Instruction ▸
Please copy every line of the records below that holds the word "name".

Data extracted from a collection

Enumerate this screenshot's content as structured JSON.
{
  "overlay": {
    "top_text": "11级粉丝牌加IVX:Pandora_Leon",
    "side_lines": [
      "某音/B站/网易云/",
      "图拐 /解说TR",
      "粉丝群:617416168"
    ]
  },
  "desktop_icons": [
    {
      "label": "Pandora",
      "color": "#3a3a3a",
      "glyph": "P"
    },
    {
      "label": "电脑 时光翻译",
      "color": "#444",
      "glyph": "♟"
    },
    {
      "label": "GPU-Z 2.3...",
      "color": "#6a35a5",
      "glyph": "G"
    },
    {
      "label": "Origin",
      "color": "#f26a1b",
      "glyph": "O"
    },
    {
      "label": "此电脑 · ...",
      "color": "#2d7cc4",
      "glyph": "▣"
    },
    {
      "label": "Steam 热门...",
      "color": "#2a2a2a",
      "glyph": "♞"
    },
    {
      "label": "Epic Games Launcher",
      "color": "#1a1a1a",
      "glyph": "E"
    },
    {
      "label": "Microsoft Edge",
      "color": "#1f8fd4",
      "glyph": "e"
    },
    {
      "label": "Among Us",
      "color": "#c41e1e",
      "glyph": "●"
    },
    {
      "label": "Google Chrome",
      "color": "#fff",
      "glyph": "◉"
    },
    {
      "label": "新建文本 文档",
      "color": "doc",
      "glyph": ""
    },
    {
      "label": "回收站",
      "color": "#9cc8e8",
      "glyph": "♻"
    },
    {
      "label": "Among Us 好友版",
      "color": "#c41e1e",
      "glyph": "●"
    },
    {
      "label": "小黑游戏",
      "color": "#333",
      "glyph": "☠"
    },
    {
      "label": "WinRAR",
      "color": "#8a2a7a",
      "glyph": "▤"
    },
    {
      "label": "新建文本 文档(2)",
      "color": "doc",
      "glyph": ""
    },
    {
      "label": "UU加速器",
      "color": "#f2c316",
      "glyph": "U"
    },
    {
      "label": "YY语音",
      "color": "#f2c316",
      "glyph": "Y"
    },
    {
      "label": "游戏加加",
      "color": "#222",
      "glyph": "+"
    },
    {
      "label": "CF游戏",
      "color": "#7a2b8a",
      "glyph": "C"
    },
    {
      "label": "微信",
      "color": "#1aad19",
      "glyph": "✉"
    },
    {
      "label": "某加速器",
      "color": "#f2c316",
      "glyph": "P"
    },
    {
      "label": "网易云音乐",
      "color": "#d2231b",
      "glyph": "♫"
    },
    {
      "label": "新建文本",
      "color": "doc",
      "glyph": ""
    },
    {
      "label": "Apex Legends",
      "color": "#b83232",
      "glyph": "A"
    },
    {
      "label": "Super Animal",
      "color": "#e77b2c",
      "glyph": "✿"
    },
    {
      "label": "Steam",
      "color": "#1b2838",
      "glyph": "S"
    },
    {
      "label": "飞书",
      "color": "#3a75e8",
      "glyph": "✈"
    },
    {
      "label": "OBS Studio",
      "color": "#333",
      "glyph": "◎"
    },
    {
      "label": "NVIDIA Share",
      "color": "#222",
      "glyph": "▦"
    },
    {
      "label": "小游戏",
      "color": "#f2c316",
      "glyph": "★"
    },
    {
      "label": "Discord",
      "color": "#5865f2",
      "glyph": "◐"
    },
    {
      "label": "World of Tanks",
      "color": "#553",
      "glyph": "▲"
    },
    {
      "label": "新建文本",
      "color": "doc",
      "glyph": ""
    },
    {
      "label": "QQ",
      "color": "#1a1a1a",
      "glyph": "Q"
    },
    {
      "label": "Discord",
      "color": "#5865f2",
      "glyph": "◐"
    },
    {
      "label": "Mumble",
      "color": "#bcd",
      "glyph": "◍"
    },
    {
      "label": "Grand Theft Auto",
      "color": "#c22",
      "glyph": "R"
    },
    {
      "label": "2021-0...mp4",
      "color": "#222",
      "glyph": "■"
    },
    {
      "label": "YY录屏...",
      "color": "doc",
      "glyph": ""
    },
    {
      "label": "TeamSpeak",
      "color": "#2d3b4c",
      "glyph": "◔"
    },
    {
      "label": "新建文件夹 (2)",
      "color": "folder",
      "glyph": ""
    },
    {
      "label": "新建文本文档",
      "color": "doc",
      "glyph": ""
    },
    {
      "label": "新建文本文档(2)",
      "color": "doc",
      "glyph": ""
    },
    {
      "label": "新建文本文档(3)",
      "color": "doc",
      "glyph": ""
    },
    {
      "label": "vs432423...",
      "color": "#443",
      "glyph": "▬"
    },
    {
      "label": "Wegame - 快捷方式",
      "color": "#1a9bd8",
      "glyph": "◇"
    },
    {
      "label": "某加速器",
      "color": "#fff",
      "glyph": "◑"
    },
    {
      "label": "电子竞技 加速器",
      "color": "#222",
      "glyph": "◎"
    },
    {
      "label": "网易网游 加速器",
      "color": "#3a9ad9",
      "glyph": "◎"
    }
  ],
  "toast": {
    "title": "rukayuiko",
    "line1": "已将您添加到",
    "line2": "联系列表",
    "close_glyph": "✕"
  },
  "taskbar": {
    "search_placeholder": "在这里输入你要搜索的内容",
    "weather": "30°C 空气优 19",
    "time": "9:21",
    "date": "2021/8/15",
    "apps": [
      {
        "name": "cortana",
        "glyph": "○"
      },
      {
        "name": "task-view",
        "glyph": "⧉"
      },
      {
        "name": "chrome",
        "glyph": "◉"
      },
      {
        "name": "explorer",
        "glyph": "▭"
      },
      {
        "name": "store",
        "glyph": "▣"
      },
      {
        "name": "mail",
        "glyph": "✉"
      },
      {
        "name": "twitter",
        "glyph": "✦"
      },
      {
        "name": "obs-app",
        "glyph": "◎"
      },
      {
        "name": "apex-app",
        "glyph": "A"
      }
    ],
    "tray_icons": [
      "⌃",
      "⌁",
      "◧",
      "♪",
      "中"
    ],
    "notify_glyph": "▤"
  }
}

Right answer ▸
        "name": "cortana",
        "name": "task-view",
        "name": "chrome",
        "name": "explorer",
        "name": "store",
        "name": "mail",
        "name": "twitter",
        "name": "obs-app",
        "name": "apex-app",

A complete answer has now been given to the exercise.